**TASK STATEMENT**
Report the number of lines that include "optimal", with no additional text.

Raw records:
## Begin
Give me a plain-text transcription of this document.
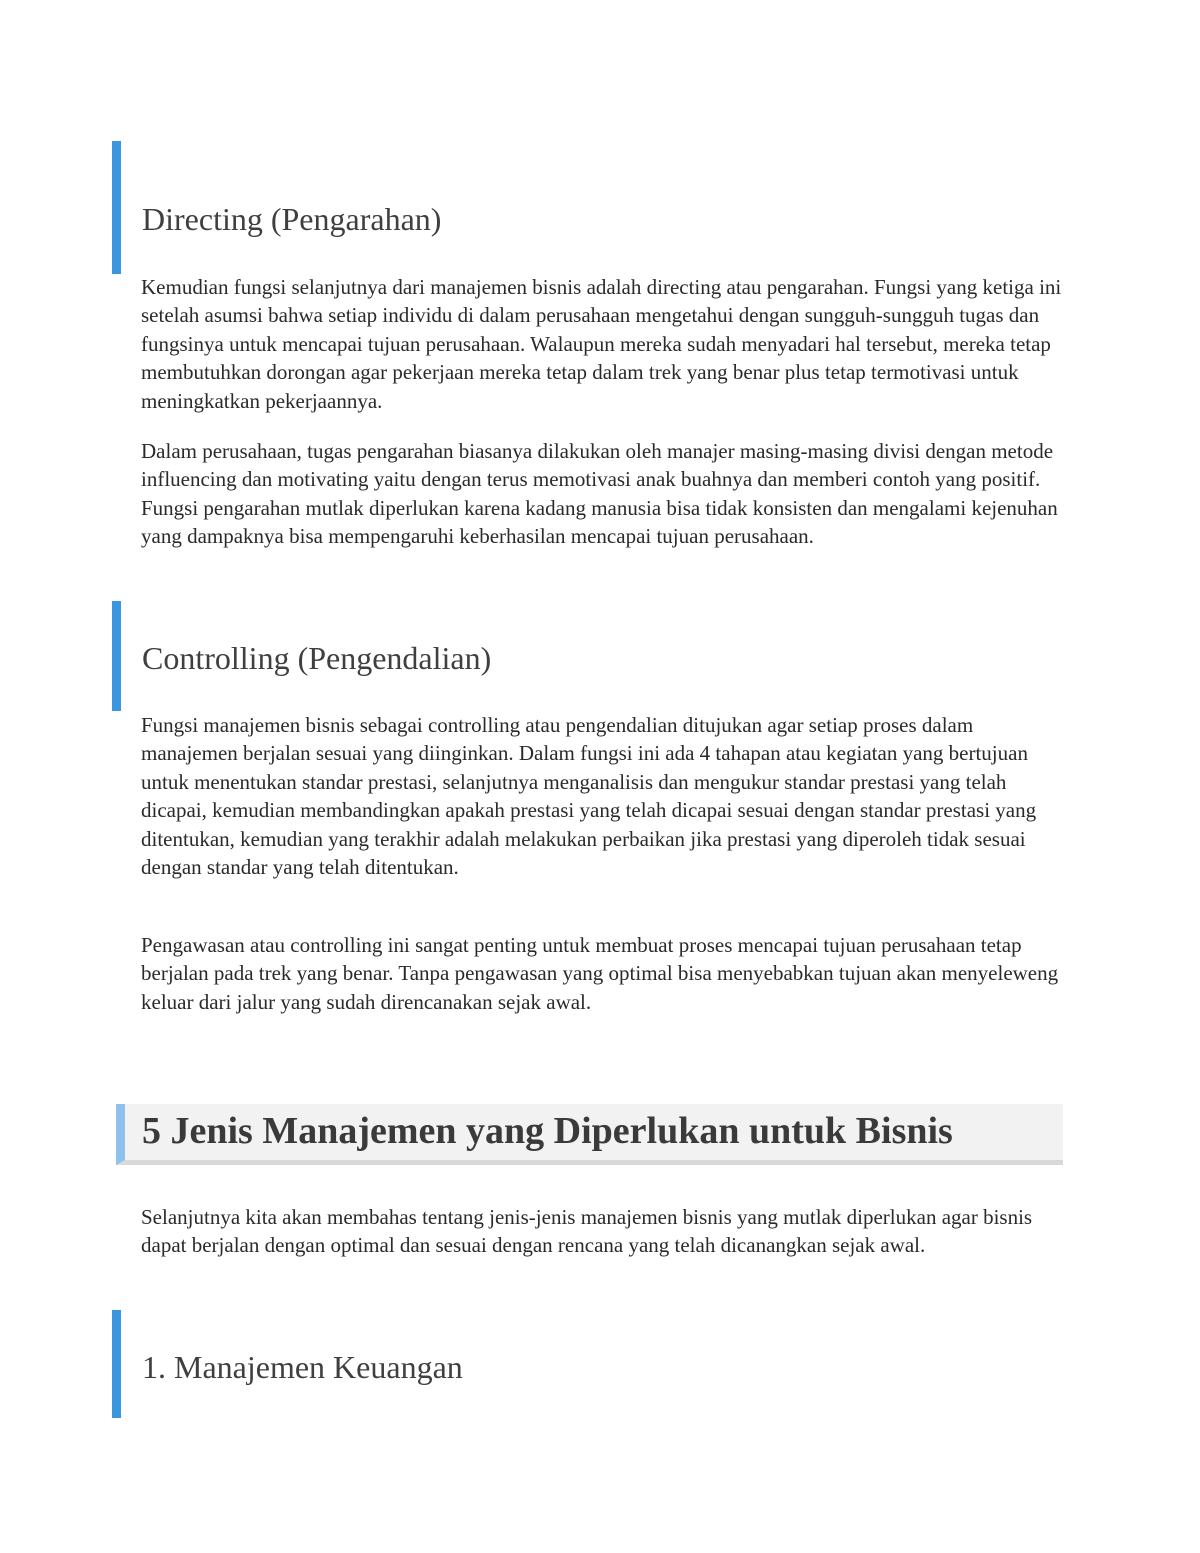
Directing (Pengarahan)

Kemudian fungsi selanjutnya dari manajemen bisnis adalah directing atau pengarahan. Fungsi yang ketiga ini setelah asumsi bahwa setiap individu di dalam perusahaan mengetahui dengan sungguh-sungguh tugas dan fungsinya untuk mencapai tujuan perusahaan. Walaupun mereka sudah menyadari hal tersebut, mereka tetap membutuhkan dorongan agar pekerjaan mereka tetap dalam trek yang benar plus tetap termotivasi untuk meningkatkan pekerjaannya.

Dalam perusahaan, tugas pengarahan biasanya dilakukan oleh manajer masing-masing divisi dengan metode influencing dan motivating yaitu dengan terus memotivasi anak buahnya dan memberi contoh yang positif. Fungsi pengarahan mutlak diperlukan karena kadang manusia bisa tidak konsisten dan mengalami kejenuhan yang dampaknya bisa mempengaruhi keberhasilan mencapai tujuan perusahaan.

Controlling (Pengendalian)

Fungsi manajemen bisnis sebagai controlling atau pengendalian ditujukan agar setiap proses dalam manajemen berjalan sesuai yang diinginkan. Dalam fungsi ini ada 4 tahapan atau kegiatan yang bertujuan untuk menentukan standar prestasi, selanjutnya menganalisis dan mengukur standar prestasi yang telah dicapai, kemudian membandingkan apakah prestasi yang telah dicapai sesuai dengan standar prestasi yang ditentukan, kemudian yang terakhir adalah melakukan perbaikan jika prestasi yang diperoleh tidak sesuai dengan standar yang telah ditentukan.

Pengawasan atau controlling ini sangat penting untuk membuat proses mencapai tujuan perusahaan tetap berjalan pada trek yang benar. Tanpa pengawasan yang optimal bisa menyebabkan tujuan akan menyeleweng keluar dari jalur yang sudah direncanakan sejak awal.

5 Jenis Manajemen yang Diperlukan untuk Bisnis

Selanjutnya kita akan membahas tentang jenis-jenis manajemen bisnis yang mutlak diperlukan agar bisnis dapat berjalan dengan optimal dan sesuai dengan rencana yang telah dicanangkan sejak awal.

1. Manajemen Keuangan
## End
**ANSWER TO THE TASK**
2